— Data to process —

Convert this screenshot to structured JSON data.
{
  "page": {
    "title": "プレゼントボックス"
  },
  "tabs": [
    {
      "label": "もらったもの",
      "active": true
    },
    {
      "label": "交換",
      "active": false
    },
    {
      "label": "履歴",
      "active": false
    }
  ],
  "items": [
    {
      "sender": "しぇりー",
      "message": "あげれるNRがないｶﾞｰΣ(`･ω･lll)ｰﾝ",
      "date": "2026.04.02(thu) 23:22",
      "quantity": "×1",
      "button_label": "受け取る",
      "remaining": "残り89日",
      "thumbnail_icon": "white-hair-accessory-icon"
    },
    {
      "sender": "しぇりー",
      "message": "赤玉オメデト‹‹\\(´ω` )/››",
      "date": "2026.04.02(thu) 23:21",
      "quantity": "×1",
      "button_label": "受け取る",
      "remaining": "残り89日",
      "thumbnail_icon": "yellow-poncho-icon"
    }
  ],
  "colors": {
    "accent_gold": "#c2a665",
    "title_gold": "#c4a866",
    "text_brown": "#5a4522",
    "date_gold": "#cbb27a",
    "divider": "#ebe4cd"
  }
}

— What the exercise asks —
Reproduce the listing above verbatim, from first line to last.

— Answer for the task —
Convert this screenshot to structured JSON data.
{
  "page": {
    "title": "プレゼントボックス"
  },
  "tabs": [
    {
      "label": "もらったもの",
      "active": true
    },
    {
      "label": "交換",
      "active": false
    },
    {
      "label": "履歴",
      "active": false
    }
  ],
  "items": [
    {
      "sender": "しぇりー",
      "message": "あげれるNRがないｶﾞｰΣ(`･ω･lll)ｰﾝ",
      "date": "2026.04.02(thu) 23:22",
      "quantity": "×1",
      "button_label": "受け取る",
      "remaining": "残り89日",
      "thumbnail_icon": "white-hair-accessory-icon"
    },
    {
      "sender": "しぇりー",
      "message": "赤玉オメデト‹‹\\(´ω` )/››",
      "date": "2026.04.02(thu) 23:21",
      "quantity": "×1",
      "button_label": "受け取る",
      "remaining": "残り89日",
      "thumbnail_icon": "yellow-poncho-icon"
    }
  ],
  "colors": {
    "accent_gold": "#c2a665",
    "title_gold": "#c4a866",
    "text_brown": "#5a4522",
    "date_gold": "#cbb27a",
    "divider": "#ebe4cd"
  }
}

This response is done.